Exercise directions —
Locate each line in the records containing "color". Copy it.

Data rows —
╔══

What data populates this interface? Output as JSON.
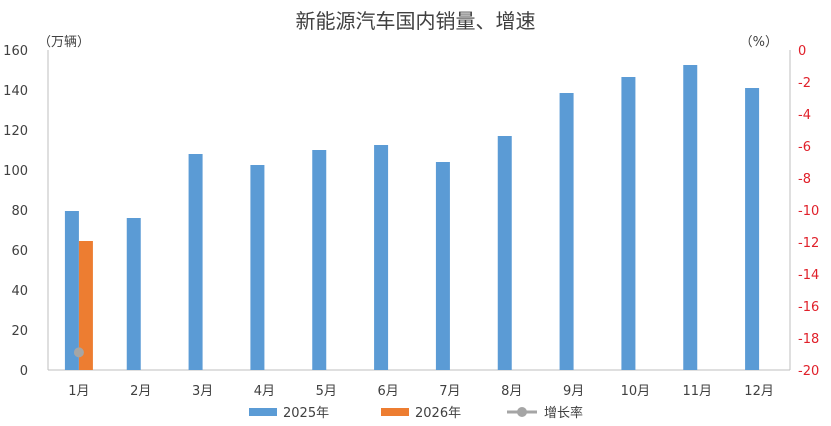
{
  "chart_data": {
    "type": "bar",
    "title": "新能源汽车国内销量、增速",
    "left_unit": "（万辆）",
    "right_unit": "（%）",
    "categories": [
      "1月",
      "2月",
      "3月",
      "4月",
      "5月",
      "6月",
      "7月",
      "8月",
      "9月",
      "10月",
      "11月",
      "12月"
    ],
    "series": [
      {
        "name": "2025年",
        "type": "bar",
        "axis": "left",
        "color": "#5b9bd5",
        "values": [
          79.5,
          76.0,
          108.0,
          102.5,
          110.0,
          112.5,
          104.0,
          117.0,
          138.5,
          146.5,
          152.5,
          141.0
        ]
      },
      {
        "name": "2026年",
        "type": "bar",
        "axis": "left",
        "color": "#ed7d31",
        "values": [
          64.5,
          null,
          null,
          null,
          null,
          null,
          null,
          null,
          null,
          null,
          null,
          null
        ]
      },
      {
        "name": "增长率",
        "type": "line",
        "axis": "right",
        "color": "#a5a5a5",
        "values": [
          -18.9,
          null,
          null,
          null,
          null,
          null,
          null,
          null,
          null,
          null,
          null,
          null
        ]
      }
    ],
    "y_left": {
      "min": 0,
      "max": 160,
      "step": 20,
      "ticks": [
        "0",
        "20",
        "40",
        "60",
        "80",
        "100",
        "120",
        "140",
        "160"
      ]
    },
    "y_right": {
      "min": -20,
      "max": 0,
      "step": 2,
      "ticks": [
        "-20",
        "-18",
        "-16",
        "-14",
        "-12",
        "-10",
        "-8",
        "-6",
        "-4",
        "-2",
        "0"
      ],
      "color": "#e0202a"
    },
    "legend_position": "bottom",
    "grid": false
  }
}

╚══

Exercise solution —
        "color": "#5b9bd5",
        "color": "#ed7d31",
        "color": "#a5a5a5",
      "color": "#e0202a"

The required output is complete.